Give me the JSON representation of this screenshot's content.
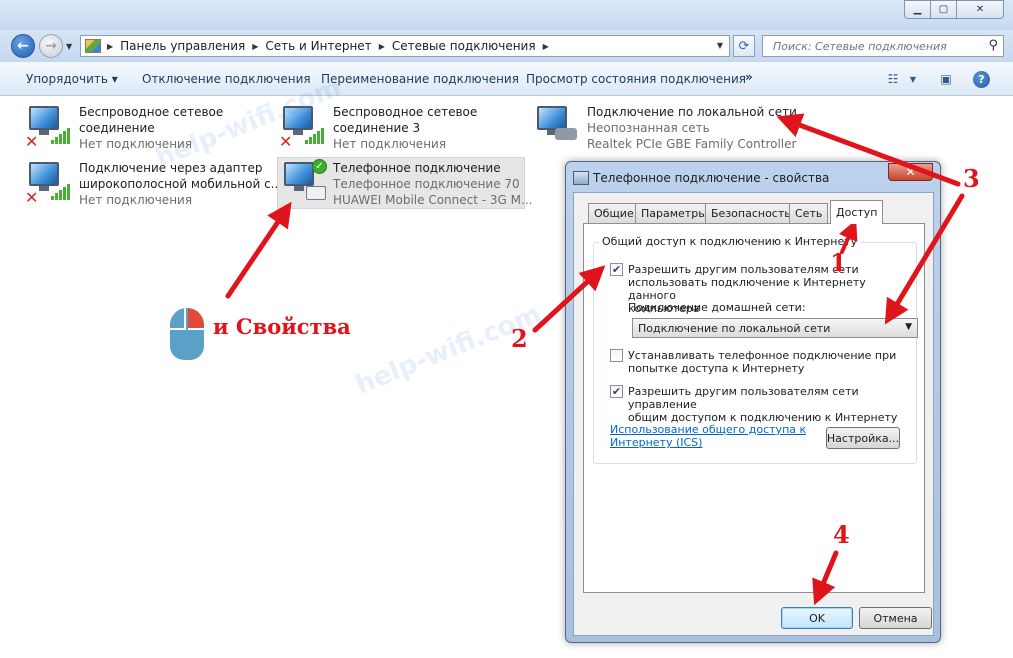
{
  "window": {
    "minimize_glyph": "▁",
    "maximize_glyph": "▢",
    "close_glyph": "✕"
  },
  "navigation": {
    "breadcrumbs": [
      "Панель управления",
      "Сеть и Интернет",
      "Сетевые подключения"
    ],
    "search_placeholder": "Поиск: Сетевые подключения"
  },
  "toolbar": {
    "organize": "Упорядочить ▾",
    "disable": "Отключение подключения",
    "rename": "Переименование подключения",
    "view_status": "Просмотр состояния подключения",
    "more": "»"
  },
  "connections": [
    {
      "name1": "Беспроводное сетевое",
      "name2": "соединение",
      "status": "Нет подключения",
      "state": "disconnected",
      "icon": "wireless-network-icon"
    },
    {
      "name1": "Беспроводное сетевое",
      "name2": "соединение 3",
      "status": "Нет подключения",
      "state": "disconnected",
      "icon": "wireless-network-icon"
    },
    {
      "name1": "Подключение по локальной сети",
      "name2": "Неопознанная сеть",
      "status": "Realtek PCIe GBE Family Controller",
      "state": "connected",
      "icon": "lan-network-icon"
    },
    {
      "name1": "Подключение через адаптер",
      "name2": "широкополосной мобильной с...",
      "status": "Нет подключения",
      "state": "disconnected",
      "icon": "mobile-broadband-icon"
    },
    {
      "name1": "Телефонное подключение",
      "name2": "Телефонное подключение  70",
      "status": "HUAWEI Mobile Connect - 3G M...",
      "state": "selected",
      "icon": "dialup-connection-icon"
    }
  ],
  "dialog": {
    "title": "Телефонное подключение - свойства",
    "close_glyph": "✕",
    "tabs": [
      "Общие",
      "Параметры",
      "Безопасность",
      "Сеть",
      "Доступ"
    ],
    "active_tab": "Доступ",
    "group_title": "Общий доступ к подключению к Интернету",
    "allow_sharing": {
      "checked": true,
      "line1": "Разрешить другим пользователям сети",
      "line2": "использовать подключение к Интернету данного",
      "line3": "компьютера"
    },
    "home_network_label": "Подключение домашней сети:",
    "home_network_value": "Подключение по локальной сети",
    "dial_on_demand": {
      "checked": false,
      "line1": "Устанавливать телефонное подключение при",
      "line2": "попытке доступа к Интернету"
    },
    "allow_control": {
      "checked": true,
      "line1": "Разрешить другим пользователям сети управление",
      "line2": "общим доступом к подключению к Интернету"
    },
    "ics_link_line1": "Использование общего доступа к",
    "ics_link_line2": "Интернету (ICS)",
    "settings_button": "Настройка...",
    "ok_button": "OK",
    "cancel_button": "Отмена"
  },
  "annotations": {
    "step1": "1",
    "step2": "2",
    "step3": "3",
    "step4": "4",
    "mouse_caption": "и Свойства",
    "color": "#e0141b"
  },
  "watermark": "help-wifi.com"
}
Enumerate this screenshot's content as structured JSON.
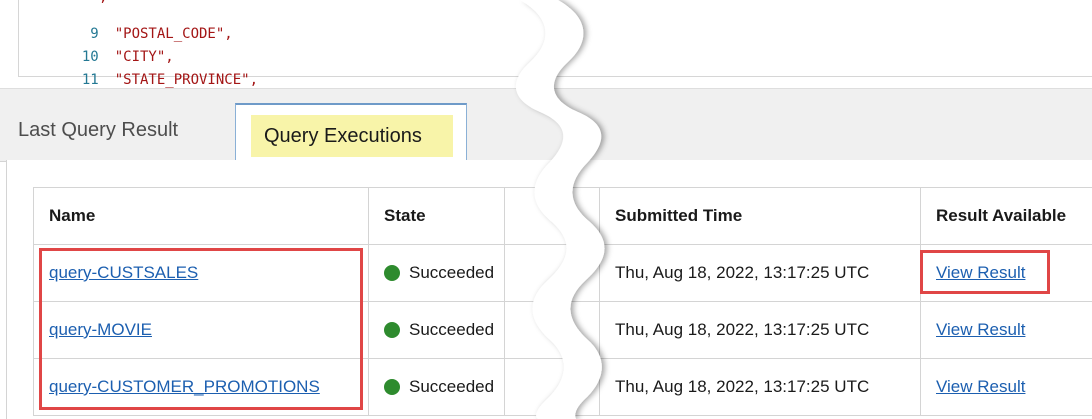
{
  "editor": {
    "top_fragment": ",",
    "lines": [
      {
        "number": "9",
        "text": "\"POSTAL_CODE\","
      },
      {
        "number": "10",
        "text": "\"CITY\","
      },
      {
        "number": "11",
        "text": "\"STATE_PROVINCE\","
      }
    ]
  },
  "tabs": {
    "last_query_result": "Last Query Result",
    "query_executions": "Query Executions"
  },
  "table": {
    "headers": {
      "name": "Name",
      "state": "State",
      "submitted_time": "Submitted Time",
      "result_available": "Result Available"
    },
    "rows": [
      {
        "name": "query-CUSTSALES",
        "state": "Succeeded",
        "submitted_time": "Thu, Aug 18, 2022, 13:17:25 UTC",
        "result": "View Result"
      },
      {
        "name": "query-MOVIE",
        "state": "Succeeded",
        "submitted_time": "Thu, Aug 18, 2022, 13:17:25 UTC",
        "result": "View Result"
      },
      {
        "name": "query-CUSTOMER_PROMOTIONS",
        "state": "Succeeded",
        "submitted_time": "Thu, Aug 18, 2022, 13:17:25 UTC",
        "result": "View Result"
      }
    ]
  },
  "colors": {
    "link": "#1c5fb0",
    "status_success": "#2e8b2e",
    "highlight": "#f8f4a9",
    "annotation": "#e04646",
    "code_string": "#a31515",
    "line_number": "#237893"
  },
  "icons": {
    "status": "status-success-dot-icon"
  }
}
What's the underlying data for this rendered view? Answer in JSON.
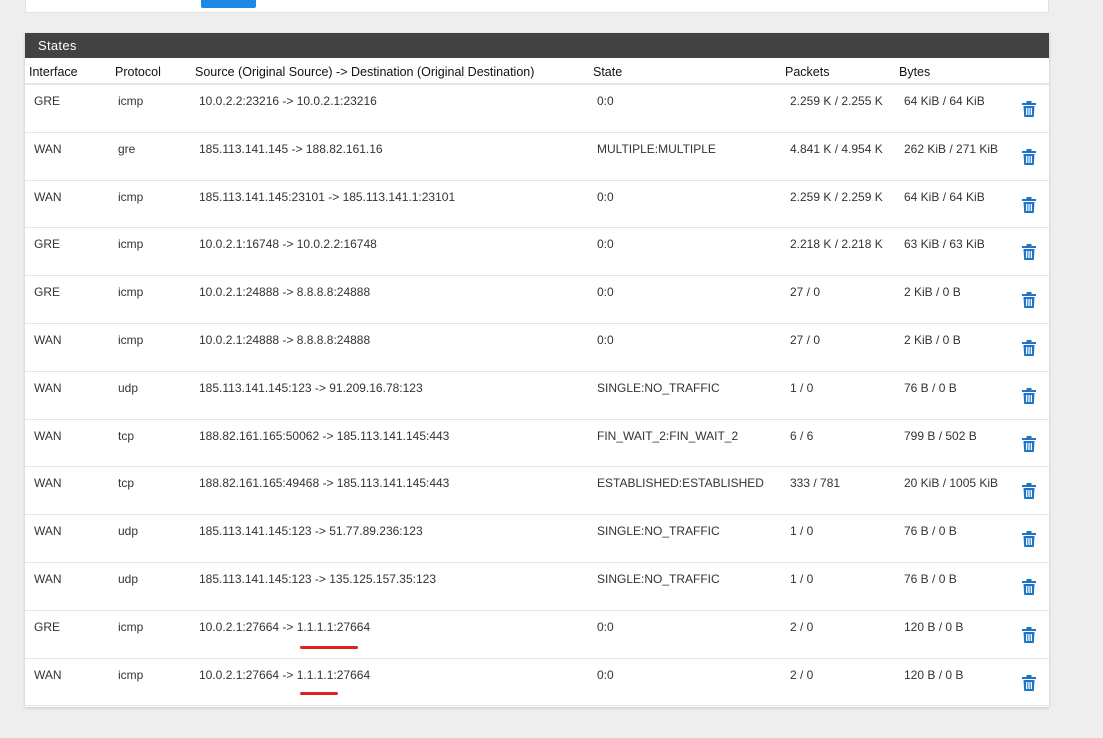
{
  "panel": {
    "title": "States"
  },
  "columns": {
    "interface": "Interface",
    "protocol": "Protocol",
    "source_dest": "Source (Original Source) -> Destination (Original Destination)",
    "state": "State",
    "packets": "Packets",
    "bytes": "Bytes"
  },
  "rows": [
    {
      "interface": "GRE",
      "protocol": "icmp",
      "source_dest": "10.0.2.2:23216 -> 10.0.2.1:23216",
      "state": "0:0",
      "packets": "2.259 K / 2.255 K",
      "bytes": "64 KiB / 64 KiB"
    },
    {
      "interface": "WAN",
      "protocol": "gre",
      "source_dest": "185.113.141.145 -> 188.82.161.16",
      "state": "MULTIPLE:MULTIPLE",
      "packets": "4.841 K / 4.954 K",
      "bytes": "262 KiB / 271 KiB"
    },
    {
      "interface": "WAN",
      "protocol": "icmp",
      "source_dest": "185.113.141.145:23101 -> 185.113.141.1:23101",
      "state": "0:0",
      "packets": "2.259 K / 2.259 K",
      "bytes": "64 KiB / 64 KiB"
    },
    {
      "interface": "GRE",
      "protocol": "icmp",
      "source_dest": "10.0.2.1:16748 -> 10.0.2.2:16748",
      "state": "0:0",
      "packets": "2.218 K / 2.218 K",
      "bytes": "63 KiB / 63 KiB"
    },
    {
      "interface": "GRE",
      "protocol": "icmp",
      "source_dest": "10.0.2.1:24888 -> 8.8.8.8:24888",
      "state": "0:0",
      "packets": "27 / 0",
      "bytes": "2 KiB / 0 B"
    },
    {
      "interface": "WAN",
      "protocol": "icmp",
      "source_dest": "10.0.2.1:24888 -> 8.8.8.8:24888",
      "state": "0:0",
      "packets": "27 / 0",
      "bytes": "2 KiB / 0 B"
    },
    {
      "interface": "WAN",
      "protocol": "udp",
      "source_dest": "185.113.141.145:123 -> 91.209.16.78:123",
      "state": "SINGLE:NO_TRAFFIC",
      "packets": "1 / 0",
      "bytes": "76 B / 0 B"
    },
    {
      "interface": "WAN",
      "protocol": "tcp",
      "source_dest": "188.82.161.165:50062 -> 185.113.141.145:443",
      "state": "FIN_WAIT_2:FIN_WAIT_2",
      "packets": "6 / 6",
      "bytes": "799 B / 502 B"
    },
    {
      "interface": "WAN",
      "protocol": "tcp",
      "source_dest": "188.82.161.165:49468 -> 185.113.141.145:443",
      "state": "ESTABLISHED:ESTABLISHED",
      "packets": "333 / 781",
      "bytes": "20 KiB / 1005 KiB"
    },
    {
      "interface": "WAN",
      "protocol": "udp",
      "source_dest": "185.113.141.145:123 -> 51.77.89.236:123",
      "state": "SINGLE:NO_TRAFFIC",
      "packets": "1 / 0",
      "bytes": "76 B / 0 B"
    },
    {
      "interface": "WAN",
      "protocol": "udp",
      "source_dest": "185.113.141.145:123 -> 135.125.157.35:123",
      "state": "SINGLE:NO_TRAFFIC",
      "packets": "1 / 0",
      "bytes": "76 B / 0 B"
    },
    {
      "interface": "GRE",
      "protocol": "icmp",
      "source_dest": "10.0.2.1:27664 -> 1.1.1.1:27664",
      "state": "0:0",
      "packets": "2 / 0",
      "bytes": "120 B / 0 B"
    },
    {
      "interface": "WAN",
      "protocol": "icmp",
      "source_dest": "10.0.2.1:27664 -> 1.1.1.1:27664",
      "state": "0:0",
      "packets": "2 / 0",
      "bytes": "120 B / 0 B"
    }
  ],
  "icons": {
    "row_action": "trash-icon"
  },
  "colors": {
    "heading_bg": "#424242",
    "trash_icon": "#1e74c6",
    "annotation": "#e0201c",
    "primary_button": "#1e88e5"
  }
}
###
*Task statement*.
The word "Интернету" may appear on some lines. Report how many lines hold it, giving the number alone.

*Answer to this exercise*.
5